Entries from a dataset
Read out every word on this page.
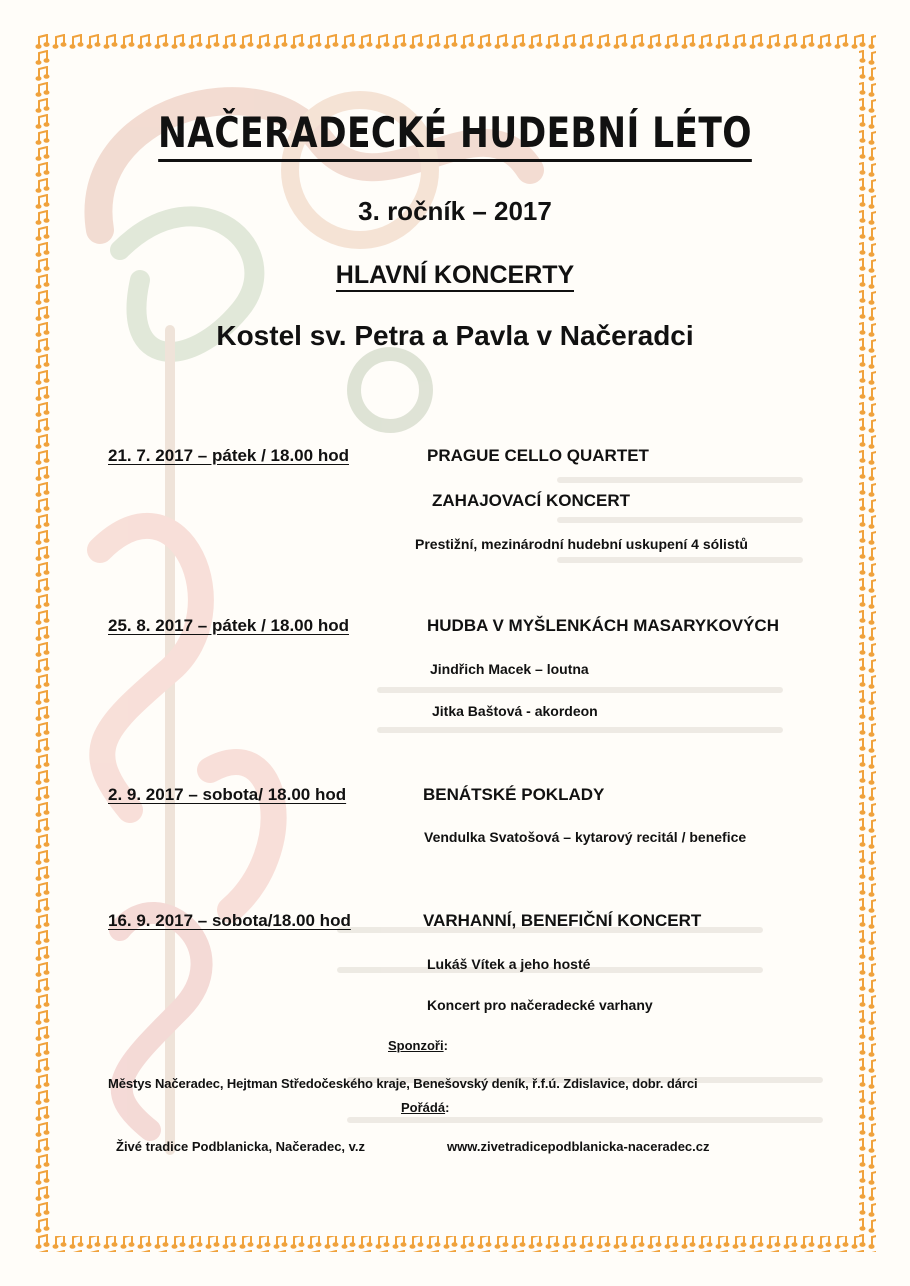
NAČERADECKÉ HUDEBNÍ LÉTO
3. ročník – 2017
HLAVNÍ KONCERTY
Kostel sv. Petra a Pavla v Načeradci
21. 7. 2017 – pátek / 18.00 hod	PRAGUE CELLO QUARTET
ZAHAJOVACÍ KONCERT
Prestižní, mezinárodní hudební uskupení 4 sólistů
25. 8. 2017 – pátek / 18.00 hod	HUDBA V MYŠLENKÁCH MASARYKOVÝCH
Jindřich Macek – loutna
Jitka Baštová - akordeon
2. 9. 2017 – sobota/ 18.00 hod	BENÁTSKÉ POKLADY
Vendulka Svatošová – kytarový recitál / benefice
16. 9. 2017 – sobota/18.00 hod	VARHANNÍ, BENEFIČNÍ KONCERT
Lukáš Vítek a jeho hosté
Koncert pro načeradecké varhany
Sponzoři:
Městys Načeradec, Hejtman Středočeského kraje, Benešovský deník, ř.f.ú. Zdislavice, dobr. dárci
Pořádá:
Živé tradice Podblanicka, Načeradec, v.z	www.zivetradicepodblanicka-naceradec.cz
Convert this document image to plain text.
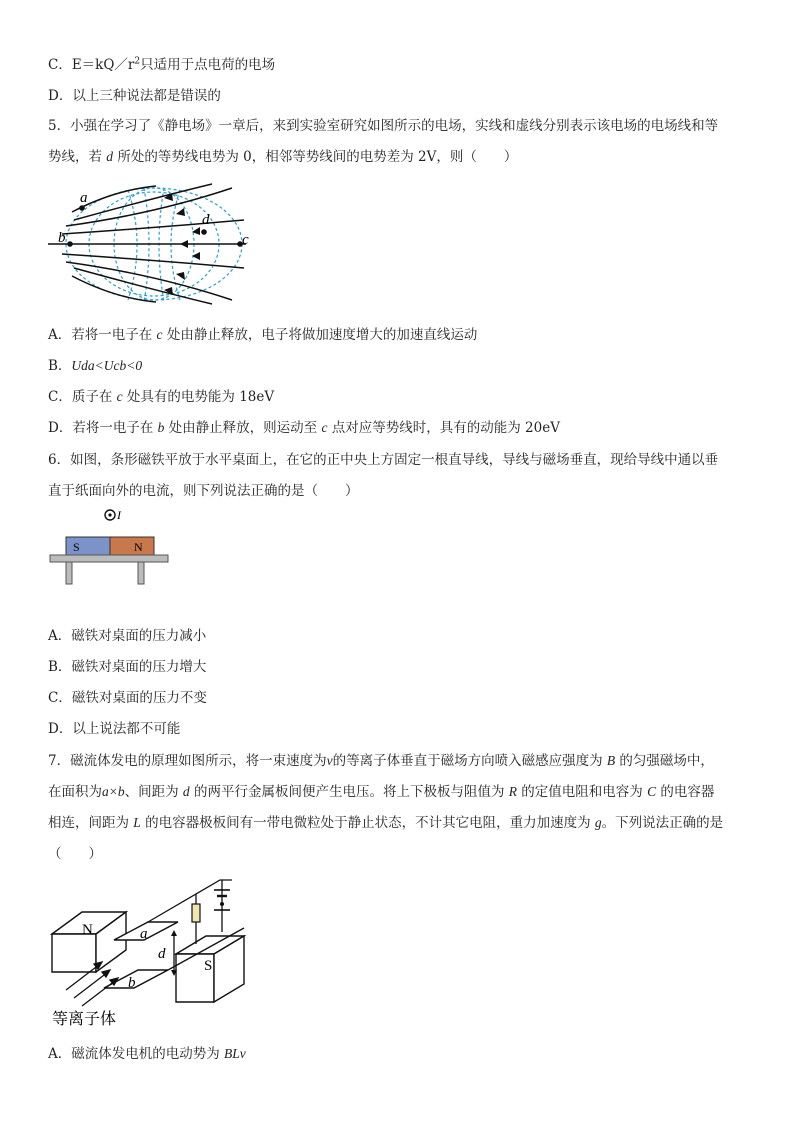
C．$E=kQ/r^2$只适用于点电荷的电场
D．以上三种说法都是错误的
5．小强在学习了《静电场》一章后，来到实验室研究如图所示的电场，实线和虚线分别表示该电场的电场线和等
势线，若 d 所处的等势线电势为 0，相邻等势线间的电势差为 2V，则（　　）
a
b
d
c
A．若将一电子在 c 处由静止释放，电子将做加速度增大的加速直线运动
B．Uda<Ucb<0
C．质子在 c 处具有的电势能为 18eV
D．若将一电子在 b 处由静止释放，则运动至 c 点对应等势线时，具有的动能为 20eV
6．如图，条形磁铁平放于水平桌面上，在它的正中央上方固定一根直导线，导线与磁场垂直，现给导线中通以垂
直于纸面向外的电流，则下列说法正确的是（　　）
I
S	N
A．磁铁对桌面的压力减小
B．磁铁对桌面的压力增大
C．磁铁对桌面的压力不变
D．以上说法都不可能
7．磁流体发电的原理如图所示，将一束速度为v的等离子体垂直于磁场方向喷入磁感应强度为 B 的匀强磁场中，
在面积为a×b、间距为 d 的两平行金属板间便产生电压。将上下极板与阻值为 R 的定值电阻和电容为 C 的电容器
相连，间距为 L 的电容器极板间有一带电微粒处于静止状态，不计其它电阻，重力加速度为 g。下列说法正确的是
（　　）
N
S
a
b
d
等离子体
A．磁流体发电机的电动势为 BLv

● **GOAL**:
With pictures left out, repeat exactly the lines from the line bearing "Convert this document image to plain text." through the final line of the records above.

● **RESULT OF THIS EXERCISE**:
Convert this document image to plain text.
C．$E=kQ/r^2$只适用于点电荷的电场
D．以上三种说法都是错误的
5．小强在学习了《静电场》一章后，来到实验室研究如图所示的电场，实线和虚线分别表示该电场的电场线和等
势线，若 d 所处的等势线电势为 0，相邻等势线间的电势差为 2V，则（　　）
a
b
d
c
A．若将一电子在 c 处由静止释放，电子将做加速度增大的加速直线运动
B．Uda<Ucb<0
C．质子在 c 处具有的电势能为 18eV
D．若将一电子在 b 处由静止释放，则运动至 c 点对应等势线时，具有的动能为 20eV
6．如图，条形磁铁平放于水平桌面上，在它的正中央上方固定一根直导线，导线与磁场垂直，现给导线中通以垂
直于纸面向外的电流，则下列说法正确的是（　　）
I
S	N
A．磁铁对桌面的压力减小
B．磁铁对桌面的压力增大
C．磁铁对桌面的压力不变
D．以上说法都不可能
7．磁流体发电的原理如图所示，将一束速度为v的等离子体垂直于磁场方向喷入磁感应强度为 B 的匀强磁场中，
在面积为a×b、间距为 d 的两平行金属板间便产生电压。将上下极板与阻值为 R 的定值电阻和电容为 C 的电容器
相连，间距为 L 的电容器极板间有一带电微粒处于静止状态，不计其它电阻，重力加速度为 g。下列说法正确的是
（　　）
N
S
a
b
d
等离子体
A．磁流体发电机的电动势为 BLv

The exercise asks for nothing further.